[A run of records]
## Start
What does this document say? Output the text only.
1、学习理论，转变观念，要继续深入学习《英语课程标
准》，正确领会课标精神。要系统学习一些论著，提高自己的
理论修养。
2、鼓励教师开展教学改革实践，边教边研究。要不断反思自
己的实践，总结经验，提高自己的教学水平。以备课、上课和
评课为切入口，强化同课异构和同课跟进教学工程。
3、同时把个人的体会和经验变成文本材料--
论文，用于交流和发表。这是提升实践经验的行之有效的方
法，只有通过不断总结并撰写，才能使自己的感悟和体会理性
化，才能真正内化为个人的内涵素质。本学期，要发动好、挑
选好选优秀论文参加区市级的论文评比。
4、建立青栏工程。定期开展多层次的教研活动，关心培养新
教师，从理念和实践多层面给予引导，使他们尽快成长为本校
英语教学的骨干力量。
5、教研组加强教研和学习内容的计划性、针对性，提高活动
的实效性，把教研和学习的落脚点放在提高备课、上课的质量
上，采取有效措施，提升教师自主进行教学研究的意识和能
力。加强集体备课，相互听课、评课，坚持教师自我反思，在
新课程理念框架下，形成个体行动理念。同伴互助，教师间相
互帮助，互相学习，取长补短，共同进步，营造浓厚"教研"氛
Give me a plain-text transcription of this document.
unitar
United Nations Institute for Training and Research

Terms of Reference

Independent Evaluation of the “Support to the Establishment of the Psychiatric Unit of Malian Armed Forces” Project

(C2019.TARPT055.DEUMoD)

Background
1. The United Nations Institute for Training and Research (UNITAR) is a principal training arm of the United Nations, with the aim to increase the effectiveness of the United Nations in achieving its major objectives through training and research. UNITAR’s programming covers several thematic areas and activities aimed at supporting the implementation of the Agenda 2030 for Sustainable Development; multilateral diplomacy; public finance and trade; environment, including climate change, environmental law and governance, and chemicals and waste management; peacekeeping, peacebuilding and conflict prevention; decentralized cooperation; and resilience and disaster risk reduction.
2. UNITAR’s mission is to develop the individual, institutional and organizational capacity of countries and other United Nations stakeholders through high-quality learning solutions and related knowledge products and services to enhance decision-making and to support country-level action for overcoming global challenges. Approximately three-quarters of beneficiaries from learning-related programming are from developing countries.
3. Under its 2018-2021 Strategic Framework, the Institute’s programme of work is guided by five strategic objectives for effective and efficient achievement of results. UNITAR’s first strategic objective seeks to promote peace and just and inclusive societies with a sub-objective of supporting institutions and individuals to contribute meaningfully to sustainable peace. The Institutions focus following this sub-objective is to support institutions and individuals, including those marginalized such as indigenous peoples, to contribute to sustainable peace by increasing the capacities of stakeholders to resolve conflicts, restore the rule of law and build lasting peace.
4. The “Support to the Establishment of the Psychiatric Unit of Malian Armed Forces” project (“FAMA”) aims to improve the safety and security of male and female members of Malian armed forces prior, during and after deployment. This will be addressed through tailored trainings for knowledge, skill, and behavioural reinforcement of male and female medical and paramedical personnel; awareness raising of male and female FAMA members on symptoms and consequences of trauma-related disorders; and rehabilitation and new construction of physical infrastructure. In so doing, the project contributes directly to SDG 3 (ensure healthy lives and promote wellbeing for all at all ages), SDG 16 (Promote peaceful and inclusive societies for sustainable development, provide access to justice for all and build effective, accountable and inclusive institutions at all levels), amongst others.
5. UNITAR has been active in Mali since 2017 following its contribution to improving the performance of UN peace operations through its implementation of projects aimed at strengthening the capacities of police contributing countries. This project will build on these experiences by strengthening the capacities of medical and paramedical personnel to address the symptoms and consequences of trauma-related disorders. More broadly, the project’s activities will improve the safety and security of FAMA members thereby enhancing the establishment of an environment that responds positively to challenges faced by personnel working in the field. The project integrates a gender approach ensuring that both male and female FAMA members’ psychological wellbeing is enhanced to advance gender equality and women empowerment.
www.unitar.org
## End
→ **TASK DIRECTIONS**: Search the listing for the string "programming". Copy each line where it turns up.

→ **WORKED ANSWER**:
1. The United Nations Institute for Training and Research (UNITAR) is a principal training arm of the United Nations, with the aim to increase the effectiveness of the United Nations in achieving its major objectives through training and research. UNITAR’s programming covers several thematic areas and activities aimed at supporting the implementation of the Agenda 2030 for Sustainable Development; multilateral diplomacy; public finance and trade; environment, including climate change, environmental law and governance, and chemicals and waste management; peacekeeping, peacebuilding and conflict prevention; decentralized cooperation; and resilience and disaster risk reduction.
2. UNITAR’s mission is to develop the individual, institutional and organizational capacity of countries and other United Nations stakeholders through high-quality learning solutions and related knowledge products and services to enhance decision-making and to support country-level action for overcoming global challenges. Approximately three-quarters of beneficiaries from learning-related programming are from developing countries.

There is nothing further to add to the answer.